Task details:
Copy the records below, from the line containing "Type out the text in this image." through the last line; leave out pictures.

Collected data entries

begin

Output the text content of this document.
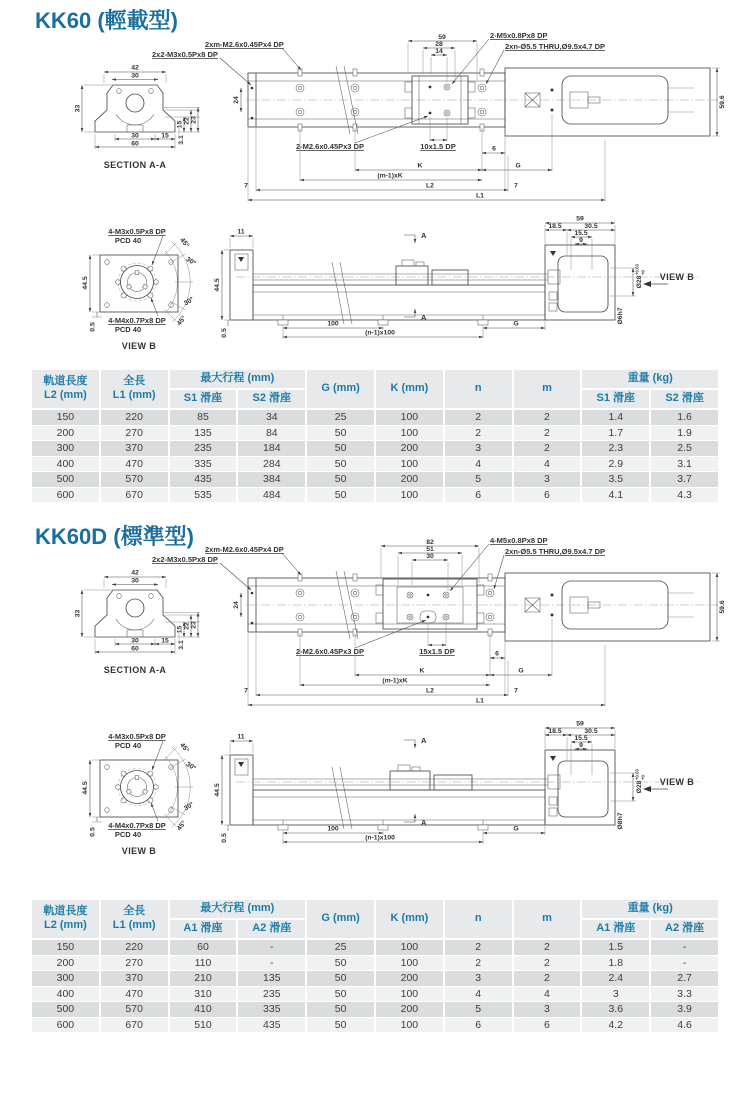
KK60 (輕載型)
42
30
33
15 22 23
30	15
60	3.1
SECTION A-A
59.6
24
59
28
14
2xm-M2.6x0.45Px4 DP
2x2-M3x0.5Px8 DP
2-M5x0.8Px8 DP
2xn-Ø5.5 THRU,Ø9.5x4.7 DP
2-M2.6x0.45Px3 DP	10x1.5 DP	6
K	G
(m-1)xK
L2
7	7
L1
4-M3x0.5Px8 DP
PCD 40	45°
30°
30°
45°
44.5
0.5
4-M4x0.7Px8 DP
PCD 40
VIEW B
11
44.5
0.5
A
A
100	G
(n-1)x100
59
18.5	30.5
15.5
9
Ø28
+0.03 +0
Ø6h7
VIEW B
軌道長度
L2 (mm)

全長
L1 (mm)
	最大行程 (mm)	G (mm)	K (mm)	n	m	重量 (kg)
		S1 滑座	S2 滑座					S1 滑座	S2 滑座
150	220	85	34	25	100	2	2	1.4	1.6
200	270	135	84	50	100	2	2	1.7	1.9
300	370	235	184	50	200	3	2	2.3	2.5
400	470	335	284	50	100	4	4	2.9	3.1
500	570	435	384	50	200	5	3	3.5	3.7
600	670	535	484	50	100	6	6	4.1	4.3
KK60D (標準型)
42
30
33
15 22 23
30	15
60	3.1
SECTION A-A
59.6
24
82
51
30
2xm-M2.6x0.45Px4 DP
2x2-M3x0.5Px8 DP
4-M5x0.8Px8 DP
2xn-Ø5.5 THRU,Ø9.5x4.7 DP
2-M2.6x0.45Px3 DP	15x1.5 DP	6
K	G
(m-1)xK
L2
7	7
L1
4-M3x0.5Px8 DP
PCD 40	45°
30°
30°
45°
44.5
0.5
4-M4x0.7Px8 DP
PCD 40
VIEW B
11
44.5
0.5
A
A
100	G
(n-1)x100
59
18.5	30.5
15.5
9
Ø28
+0.03 +0
Ø8h7
VIEW B
軌道長度
L2 (mm)

全長
L1 (mm)
	最大行程 (mm)	G (mm)	K (mm)	n	m	重量 (kg)
		A1 滑座	A2 滑座					A1 滑座	A2 滑座
150	220	60	-	25	100	2	2	1.5	-
200	270	110	-	50	100	2	2	1.8	-
300	370	210	135	50	200	3	2	2.4	2.7
400	470	310	235	50	100	4	4	3	3.3
500	570	410	335	50	200	5	3	3.6	3.9
600	670	510	435	50	100	6	6	4.2	4.6
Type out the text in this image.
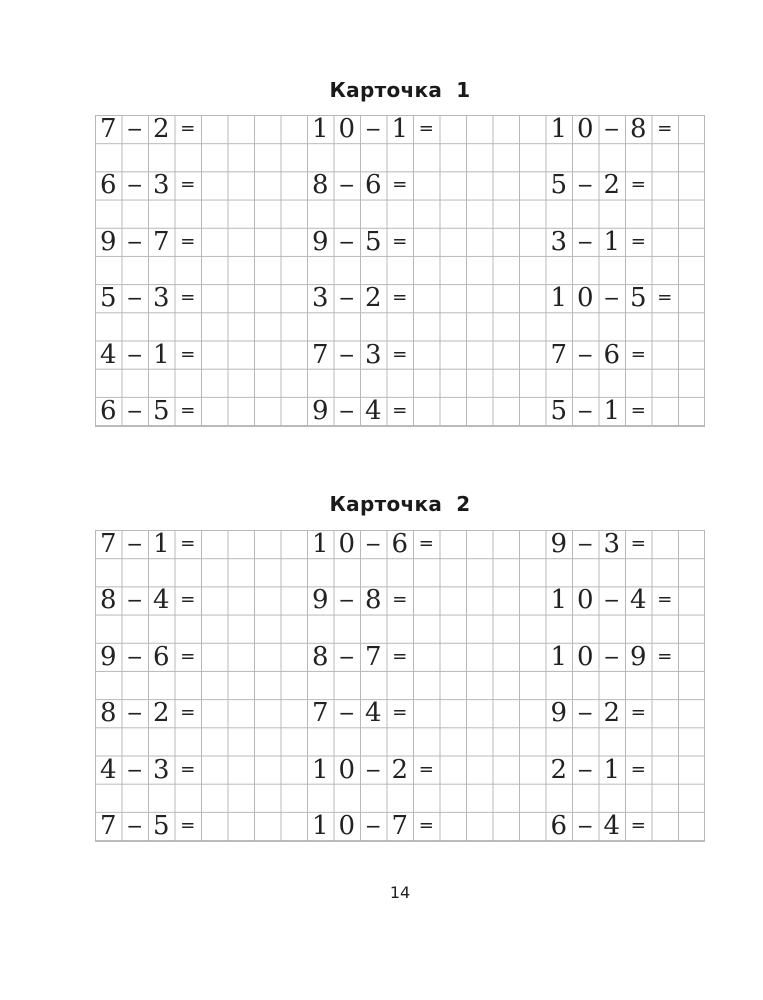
Карточка 1
7 − 2 =
6 − 3 =
9 − 7 =
5 − 3 =
4 − 1 =
6 − 5 =
1 0 − 1 =
8 − 6 =
9 − 5 =
3 − 2 =
7 − 3 =
9 − 4 =
1 0 − 8 =
5 − 2 =
3 − 1 =
1 0 − 5 =
7 − 6 =
5 − 1 =
Карточка 2
7 − 1 =
8 − 4 =
9 − 6 =
8 − 2 =
4 − 3 =
7 − 5 =
1 0 − 6 =
9 − 8 =
8 − 7 =
7 − 4 =
1 0 − 2 =
1 0 − 7 =
9 − 3 =
1 0 − 4 =
1 0 − 9 =
9 − 2 =
2 − 1 =
6 − 4 =
14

end

Correct response:
Type out the text in this image.
Карточка 1
7 − 2 =
6 − 3 =
9 − 7 =
5 − 3 =
4 − 1 =
6 − 5 =
1 0 − 1 =
8 − 6 =
9 − 5 =
3 − 2 =
7 − 3 =
9 − 4 =
1 0 − 8 =
5 − 2 =
3 − 1 =
1 0 − 5 =
7 − 6 =
5 − 1 =
Карточка 2
7 − 1 =
8 − 4 =
9 − 6 =
8 − 2 =
4 − 3 =
7 − 5 =
1 0 − 6 =
9 − 8 =
8 − 7 =
7 − 4 =
1 0 − 2 =
1 0 − 7 =
9 − 3 =
1 0 − 4 =
1 0 − 9 =
9 − 2 =
2 − 1 =
6 − 4 =
14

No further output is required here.